* [GIVEN ENTRIES]
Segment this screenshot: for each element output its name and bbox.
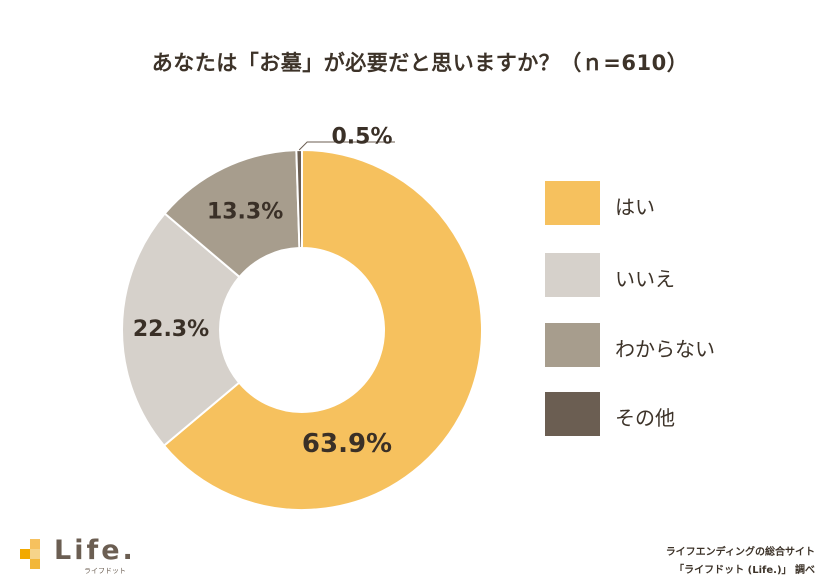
legend-swatch-yes (545, 181, 600, 225)
legend-swatch-no (545, 253, 600, 297)
value-label-unknown: 13.3% (207, 199, 283, 224)
slice-yes (162, 148, 483, 511)
slice-no (121, 212, 241, 448)
life-logo: Life. ライフドット (18, 535, 158, 577)
chart-title: あなたは「お墓」が必要だと思いますか？（ｎ=610） (151, 51, 689, 75)
logo-text: Life. (54, 535, 136, 566)
logo-mark-icon (20, 539, 40, 569)
legend-swatch-unknown (545, 323, 600, 367)
credit-line-2: 「ライフドット (Life.)」 調べ (674, 565, 815, 576)
legend-item-yes: はい (545, 181, 765, 225)
value-label-other: 0.5% (331, 125, 392, 150)
logo-subtitle: ライフドット (84, 567, 126, 575)
value-label-no: 22.3% (133, 317, 209, 342)
legend-label-no: いいえ (615, 267, 675, 291)
legend-item-no: いいえ (545, 253, 765, 297)
value-label-yes: 63.9% (302, 429, 392, 459)
legend-label-other: その他 (615, 406, 675, 430)
slice-other (295, 148, 303, 250)
legend-item-other: その他 (545, 392, 765, 436)
legend-label-unknown: わからない (615, 337, 715, 361)
legend-swatch-other (545, 392, 600, 436)
credit-line-1: ライフエンディングの総合サイト (665, 547, 815, 558)
callout-line-other (298, 141, 395, 151)
legend-label-yes: はい (615, 195, 655, 219)
legend-item-unknown: わからない (545, 323, 765, 367)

* [STATED EXERCISE]
Reproduce every line of the records above word for word, leaving out the picture.

* [RESPONSE TO THIS TASK]
Segment this screenshot: for each element output its name and bbox.
legend-swatch-yes (545, 181, 600, 225)
legend-swatch-no (545, 253, 600, 297)
value-label-unknown: 13.3% (207, 199, 283, 224)
slice-yes (162, 148, 483, 511)
slice-no (121, 212, 241, 448)
life-logo: Life. ライフドット (18, 535, 158, 577)
chart-title: あなたは「お墓」が必要だと思いますか？（ｎ=610） (151, 51, 689, 75)
logo-text: Life. (54, 535, 136, 566)
logo-mark-icon (20, 539, 40, 569)
legend-swatch-unknown (545, 323, 600, 367)
credit-line-2: 「ライフドット (Life.)」 調べ (674, 565, 815, 576)
legend-item-yes: はい (545, 181, 765, 225)
value-label-other: 0.5% (331, 125, 392, 150)
logo-subtitle: ライフドット (84, 567, 126, 575)
value-label-no: 22.3% (133, 317, 209, 342)
legend-label-no: いいえ (615, 267, 675, 291)
legend-item-no: いいえ (545, 253, 765, 297)
value-label-yes: 63.9% (302, 429, 392, 459)
legend-label-other: その他 (615, 406, 675, 430)
slice-other (295, 148, 303, 250)
legend-item-other: その他 (545, 392, 765, 436)
legend-label-unknown: わからない (615, 337, 715, 361)
legend-swatch-other (545, 392, 600, 436)
credit-line-1: ライフエンディングの総合サイト (665, 547, 815, 558)
callout-line-other (298, 141, 395, 151)
legend-label-yes: はい (615, 195, 655, 219)
legend-item-unknown: わからない (545, 323, 765, 367)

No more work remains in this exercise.